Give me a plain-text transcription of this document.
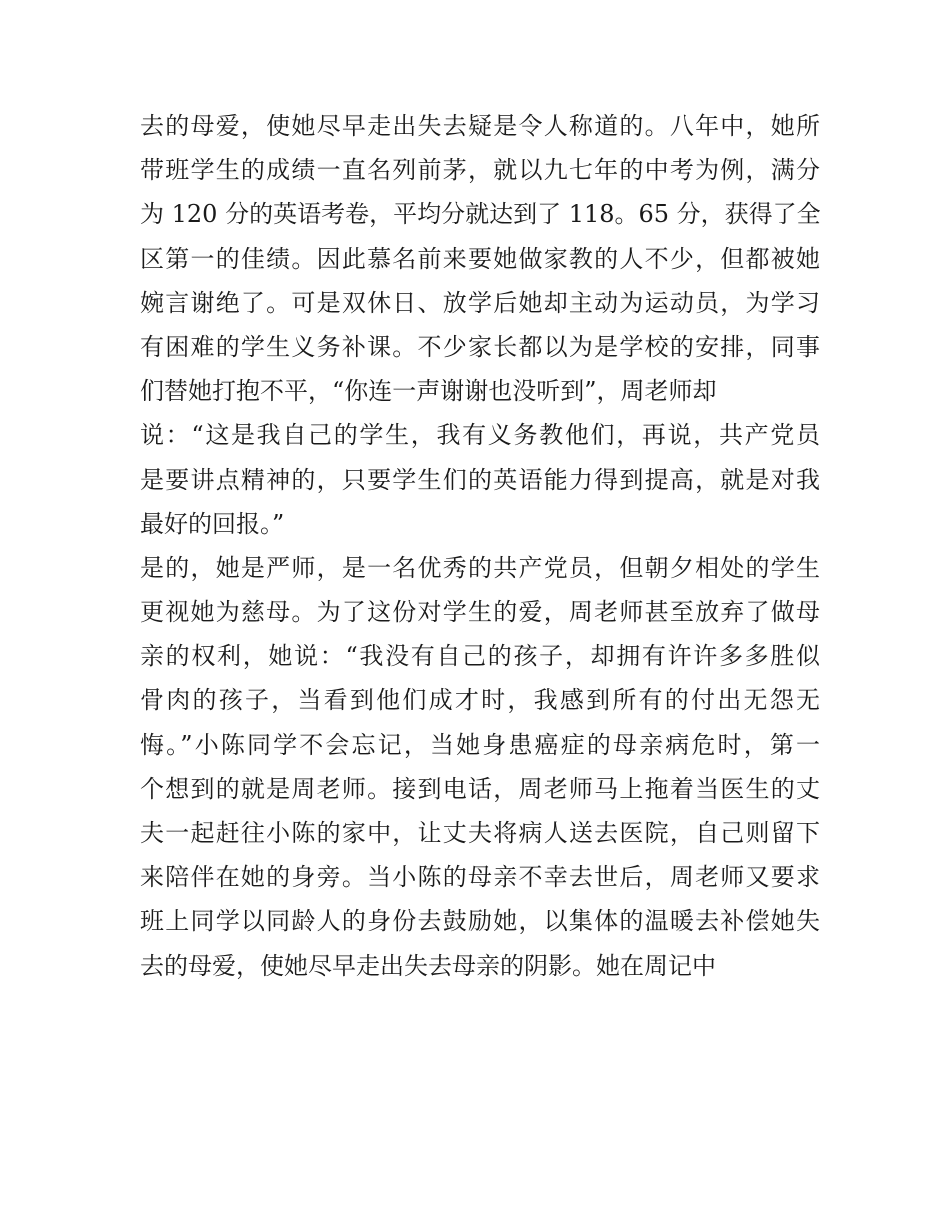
去的母爱，使她尽早走出失去疑是令人称道的。八年中，她所
带班学生的成绩一直名列前茅，就以九七年的中考为例，满分
为 120 分的英语考卷，平均分就达到了 118。65 分，获得了全
区第一的佳绩。因此慕名前来要她做家教的人不少，但都被她
婉言谢绝了。可是双休日、放学后她却主动为运动员，为学习
有困难的学生义务补课。不少家长都以为是学校的安排，同事
们替她打抱不平，“你连一声谢谢也没听到”，周老师却
说：“这是我自己的学生，我有义务教他们，再说，共产党员
是要讲点精神的，只要学生们的英语能力得到提高，就是对我
最好的回报。”
是的，她是严师，是一名优秀的共产党员，但朝夕相处的学生
更视她为慈母。为了这份对学生的爱，周老师甚至放弃了做母
亲的权利，她说：“我没有自己的孩子，却拥有许许多多胜似
骨肉的孩子，当看到他们成才时，我感到所有的付出无怨无
悔。”小陈同学不会忘记，当她身患癌症的母亲病危时，第一
个想到的就是周老师。接到电话，周老师马上拖着当医生的丈
夫一起赶往小陈的家中，让丈夫将病人送去医院，自己则留下
来陪伴在她的身旁。当小陈的母亲不幸去世后，周老师又要求
班上同学以同龄人的身份去鼓励她，以集体的温暖去补偿她失
去的母爱，使她尽早走出失去母亲的阴影。她在周记中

____

> [PROBLEM DESCRIPTION] Extract all the entries word for word; omit any pictures.

> [WRITTEN RESPONSE]
Give me a plain-text transcription of this document.
去的母爱，使她尽早走出失去疑是令人称道的。八年中，她所
带班学生的成绩一直名列前茅，就以九七年的中考为例，满分
为 120 分的英语考卷，平均分就达到了 118。65 分，获得了全
区第一的佳绩。因此慕名前来要她做家教的人不少，但都被她
婉言谢绝了。可是双休日、放学后她却主动为运动员，为学习
有困难的学生义务补课。不少家长都以为是学校的安排，同事
们替她打抱不平，“你连一声谢谢也没听到”，周老师却
说：“这是我自己的学生，我有义务教他们，再说，共产党员
是要讲点精神的，只要学生们的英语能力得到提高，就是对我
最好的回报。”
是的，她是严师，是一名优秀的共产党员，但朝夕相处的学生
更视她为慈母。为了这份对学生的爱，周老师甚至放弃了做母
亲的权利，她说：“我没有自己的孩子，却拥有许许多多胜似
骨肉的孩子，当看到他们成才时，我感到所有的付出无怨无
悔。”小陈同学不会忘记，当她身患癌症的母亲病危时，第一
个想到的就是周老师。接到电话，周老师马上拖着当医生的丈
夫一起赶往小陈的家中，让丈夫将病人送去医院，自己则留下
来陪伴在她的身旁。当小陈的母亲不幸去世后，周老师又要求
班上同学以同龄人的身份去鼓励她，以集体的温暖去补偿她失
去的母爱，使她尽早走出失去母亲的阴影。她在周记中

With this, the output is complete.